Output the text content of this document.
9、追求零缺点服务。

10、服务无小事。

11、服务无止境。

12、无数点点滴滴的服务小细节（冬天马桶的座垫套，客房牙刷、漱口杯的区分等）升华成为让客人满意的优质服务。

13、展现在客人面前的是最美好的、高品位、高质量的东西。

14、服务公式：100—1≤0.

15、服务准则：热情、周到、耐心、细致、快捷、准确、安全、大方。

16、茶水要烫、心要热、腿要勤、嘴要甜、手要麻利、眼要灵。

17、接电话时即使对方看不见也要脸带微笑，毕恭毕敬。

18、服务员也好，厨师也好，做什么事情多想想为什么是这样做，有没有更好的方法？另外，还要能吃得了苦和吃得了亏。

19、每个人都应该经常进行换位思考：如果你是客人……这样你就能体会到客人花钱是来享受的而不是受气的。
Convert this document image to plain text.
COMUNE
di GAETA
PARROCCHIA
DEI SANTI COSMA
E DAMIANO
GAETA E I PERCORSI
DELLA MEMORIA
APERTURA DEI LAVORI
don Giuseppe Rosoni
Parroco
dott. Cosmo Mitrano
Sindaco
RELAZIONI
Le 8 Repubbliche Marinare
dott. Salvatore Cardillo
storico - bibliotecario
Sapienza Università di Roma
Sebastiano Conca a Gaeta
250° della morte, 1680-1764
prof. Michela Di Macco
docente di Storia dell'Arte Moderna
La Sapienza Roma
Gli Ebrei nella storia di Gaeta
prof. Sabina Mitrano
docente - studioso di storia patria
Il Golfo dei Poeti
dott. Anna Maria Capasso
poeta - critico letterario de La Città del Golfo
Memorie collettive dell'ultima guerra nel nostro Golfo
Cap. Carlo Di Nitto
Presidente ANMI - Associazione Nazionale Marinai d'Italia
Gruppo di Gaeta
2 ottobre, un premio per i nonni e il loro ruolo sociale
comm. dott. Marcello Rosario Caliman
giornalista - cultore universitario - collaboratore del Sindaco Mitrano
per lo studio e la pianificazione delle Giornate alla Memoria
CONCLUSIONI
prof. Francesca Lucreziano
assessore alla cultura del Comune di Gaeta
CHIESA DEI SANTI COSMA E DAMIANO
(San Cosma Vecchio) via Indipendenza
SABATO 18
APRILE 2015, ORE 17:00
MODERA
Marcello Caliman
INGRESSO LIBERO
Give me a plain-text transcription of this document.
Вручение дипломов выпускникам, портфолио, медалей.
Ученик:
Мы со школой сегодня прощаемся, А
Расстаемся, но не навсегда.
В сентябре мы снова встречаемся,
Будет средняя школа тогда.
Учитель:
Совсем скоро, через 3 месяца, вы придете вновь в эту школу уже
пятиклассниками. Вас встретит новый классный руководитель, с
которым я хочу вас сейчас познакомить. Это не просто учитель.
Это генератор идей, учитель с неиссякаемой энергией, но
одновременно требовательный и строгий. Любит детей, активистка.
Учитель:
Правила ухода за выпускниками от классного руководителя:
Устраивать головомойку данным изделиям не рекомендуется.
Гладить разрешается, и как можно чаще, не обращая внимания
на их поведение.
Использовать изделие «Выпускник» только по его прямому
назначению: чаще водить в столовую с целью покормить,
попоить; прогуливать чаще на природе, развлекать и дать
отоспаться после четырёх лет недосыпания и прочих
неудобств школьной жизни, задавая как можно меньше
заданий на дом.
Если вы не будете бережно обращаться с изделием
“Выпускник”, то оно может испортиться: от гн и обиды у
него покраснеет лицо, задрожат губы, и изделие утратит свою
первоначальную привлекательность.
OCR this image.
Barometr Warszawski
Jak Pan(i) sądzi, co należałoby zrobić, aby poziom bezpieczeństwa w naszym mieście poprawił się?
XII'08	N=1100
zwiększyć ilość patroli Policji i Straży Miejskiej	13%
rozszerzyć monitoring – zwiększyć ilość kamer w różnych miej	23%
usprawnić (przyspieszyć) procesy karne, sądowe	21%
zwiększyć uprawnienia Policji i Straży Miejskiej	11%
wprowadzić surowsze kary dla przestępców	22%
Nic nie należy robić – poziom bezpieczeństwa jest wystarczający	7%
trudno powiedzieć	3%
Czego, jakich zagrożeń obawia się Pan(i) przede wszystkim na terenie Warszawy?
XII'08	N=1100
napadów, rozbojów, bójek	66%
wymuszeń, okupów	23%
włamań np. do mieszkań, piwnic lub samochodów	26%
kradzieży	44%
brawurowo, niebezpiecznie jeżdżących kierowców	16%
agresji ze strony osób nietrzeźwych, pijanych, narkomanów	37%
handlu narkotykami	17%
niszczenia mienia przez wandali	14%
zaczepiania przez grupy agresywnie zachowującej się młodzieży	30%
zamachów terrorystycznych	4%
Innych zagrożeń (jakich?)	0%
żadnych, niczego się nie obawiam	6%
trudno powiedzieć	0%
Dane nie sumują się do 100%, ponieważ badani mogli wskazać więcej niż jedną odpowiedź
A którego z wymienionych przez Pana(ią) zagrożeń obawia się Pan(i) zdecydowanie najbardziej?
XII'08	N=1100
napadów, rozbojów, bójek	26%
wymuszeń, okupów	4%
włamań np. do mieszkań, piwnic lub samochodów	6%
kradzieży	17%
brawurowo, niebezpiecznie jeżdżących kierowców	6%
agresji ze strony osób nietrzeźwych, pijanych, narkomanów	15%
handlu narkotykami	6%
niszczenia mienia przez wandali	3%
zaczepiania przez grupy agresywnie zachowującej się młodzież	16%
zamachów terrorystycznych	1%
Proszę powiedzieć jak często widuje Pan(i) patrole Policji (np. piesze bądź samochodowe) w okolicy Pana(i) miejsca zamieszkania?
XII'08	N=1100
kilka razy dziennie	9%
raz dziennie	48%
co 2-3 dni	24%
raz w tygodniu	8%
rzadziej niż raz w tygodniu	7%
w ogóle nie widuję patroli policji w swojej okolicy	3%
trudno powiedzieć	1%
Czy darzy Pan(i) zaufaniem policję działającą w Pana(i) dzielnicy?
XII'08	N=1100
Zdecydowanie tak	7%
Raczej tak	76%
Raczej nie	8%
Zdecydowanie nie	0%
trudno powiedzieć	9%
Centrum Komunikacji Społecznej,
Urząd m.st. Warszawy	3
◆ ◆ ◆ ◆ ◆ ◆ ◆
§ WORK TO COMPLETE: Give the entries again in full, exactly as they are written.

§ TASK RESULT:
Output the text content of this document.
9、追求零缺点服务。

10、服务无小事。

11、服务无止境。

12、无数点点滴滴的服务小细节（冬天马桶的座垫套，客房牙刷、漱口杯的区分等）升华成为让客人满意的优质服务。

13、展现在客人面前的是最美好的、高品位、高质量的东西。

14、服务公式：100—1≤0.

15、服务准则：热情、周到、耐心、细致、快捷、准确、安全、大方。

16、茶水要烫、心要热、腿要勤、嘴要甜、手要麻利、眼要灵。

17、接电话时即使对方看不见也要脸带微笑，毕恭毕敬。

18、服务员也好，厨师也好，做什么事情多想想为什么是这样做，有没有更好的方法？另外，还要能吃得了苦和吃得了亏。

19、每个人都应该经常进行换位思考：如果你是客人……这样你就能体会到客人花钱是来享受的而不是受气的。
Convert this document image to plain text.
COMUNE
di GAETA
PARROCCHIA
DEI SANTI COSMA
E DAMIANO
GAETA E I PERCORSI
DELLA MEMORIA
APERTURA DEI LAVORI
don Giuseppe Rosoni
Parroco
dott. Cosmo Mitrano
Sindaco
RELAZIONI
Le 8 Repubbliche Marinare
dott. Salvatore Cardillo
storico - bibliotecario
Sapienza Università di Roma
Sebastiano Conca a Gaeta
250° della morte, 1680-1764
prof. Michela Di Macco
docente di Storia dell'Arte Moderna
La Sapienza Roma
Gli Ebrei nella storia di Gaeta
prof. Sabina Mitrano
docente - studioso di storia patria
Il Golfo dei Poeti
dott. Anna Maria Capasso
poeta - critico letterario de La Città del Golfo
Memorie collettive dell'ultima guerra nel nostro Golfo
Cap. Carlo Di Nitto
Presidente ANMI - Associazione Nazionale Marinai d'Italia
Gruppo di Gaeta
2 ottobre, un premio per i nonni e il loro ruolo sociale
comm. dott. Marcello Rosario Caliman
giornalista - cultore universitario - collaboratore del Sindaco Mitrano
per lo studio e la pianificazione delle Giornate alla Memoria
CONCLUSIONI
prof. Francesca Lucreziano
assessore alla cultura del Comune di Gaeta
CHIESA DEI SANTI COSMA E DAMIANO
(San Cosma Vecchio) via Indipendenza
SABATO 18
APRILE 2015, ORE 17:00
MODERA
Marcello Caliman
INGRESSO LIBERO
Give me a plain-text transcription of this document.
Вручение дипломов выпускникам, портфолио, медалей.
Ученик:
Мы со школой сегодня прощаемся, А
Расстаемся, но не навсегда.
В сентябре мы снова встречаемся,
Будет средняя школа тогда.
Учитель:
Совсем скоро, через 3 месяца, вы придете вновь в эту школу уже
пятиклассниками. Вас встретит новый классный руководитель, с
которым я хочу вас сейчас познакомить. Это не просто учитель.
Это генератор идей, учитель с неиссякаемой энергией, но
одновременно требовательный и строгий. Любит детей, активистка.
Учитель:
Правила ухода за выпускниками от классного руководителя:
Устраивать головомойку данным изделиям не рекомендуется.
Гладить разрешается, и как можно чаще, не обращая внимания
на их поведение.
Использовать изделие «Выпускник» только по его прямому
назначению: чаще водить в столовую с целью покормить,
попоить; прогуливать чаще на природе, развлекать и дать
отоспаться после четырёх лет недосыпания и прочих
неудобств школьной жизни, задавая как можно меньше
заданий на дом.
Если вы не будете бережно обращаться с изделием
“Выпускник”, то оно может испортиться: от гн и обиды у
него покраснеет лицо, задрожат губы, и изделие утратит свою
первоначальную привлекательность.
OCR this image.
Barometr Warszawski
Jak Pan(i) sądzi, co należałoby zrobić, aby poziom bezpieczeństwa w naszym mieście poprawił się?
XII'08	N=1100
zwiększyć ilość patroli Policji i Straży Miejskiej	13%
rozszerzyć monitoring – zwiększyć ilość kamer w różnych miej	23%
usprawnić (przyspieszyć) procesy karne, sądowe	21%
zwiększyć uprawnienia Policji i Straży Miejskiej	11%
wprowadzić surowsze kary dla przestępców	22%
Nic nie należy robić – poziom bezpieczeństwa jest wystarczający	7%
trudno powiedzieć	3%
Czego, jakich zagrożeń obawia się Pan(i) przede wszystkim na terenie Warszawy?
XII'08	N=1100
napadów, rozbojów, bójek	66%
wymuszeń, okupów	23%
włamań np. do mieszkań, piwnic lub samochodów	26%
kradzieży	44%
brawurowo, niebezpiecznie jeżdżących kierowców	16%
agresji ze strony osób nietrzeźwych, pijanych, narkomanów	37%
handlu narkotykami	17%
niszczenia mienia przez wandali	14%
zaczepiania przez grupy agresywnie zachowującej się młodzieży	30%
zamachów terrorystycznych	4%
Innych zagrożeń (jakich?)	0%
żadnych, niczego się nie obawiam	6%
trudno powiedzieć	0%
Dane nie sumują się do 100%, ponieważ badani mogli wskazać więcej niż jedną odpowiedź
A którego z wymienionych przez Pana(ią) zagrożeń obawia się Pan(i) zdecydowanie najbardziej?
XII'08	N=1100
napadów, rozbojów, bójek	26%
wymuszeń, okupów	4%
włamań np. do mieszkań, piwnic lub samochodów	6%
kradzieży	17%
brawurowo, niebezpiecznie jeżdżących kierowców	6%
agresji ze strony osób nietrzeźwych, pijanych, narkomanów	15%
handlu narkotykami	6%
niszczenia mienia przez wandali	3%
zaczepiania przez grupy agresywnie zachowującej się młodzież	16%
zamachów terrorystycznych	1%
Proszę powiedzieć jak często widuje Pan(i) patrole Policji (np. piesze bądź samochodowe) w okolicy Pana(i) miejsca zamieszkania?
XII'08	N=1100
kilka razy dziennie	9%
raz dziennie	48%
co 2-3 dni	24%
raz w tygodniu	8%
rzadziej niż raz w tygodniu	7%
w ogóle nie widuję patroli policji w swojej okolicy	3%
trudno powiedzieć	1%
Czy darzy Pan(i) zaufaniem policję działającą w Pana(i) dzielnicy?
XII'08	N=1100
Zdecydowanie tak	7%
Raczej tak	76%
Raczej nie	8%
Zdecydowanie nie	0%
trudno powiedzieć	9%
Centrum Komunikacji Społecznej,
Urząd m.st. Warszawy	3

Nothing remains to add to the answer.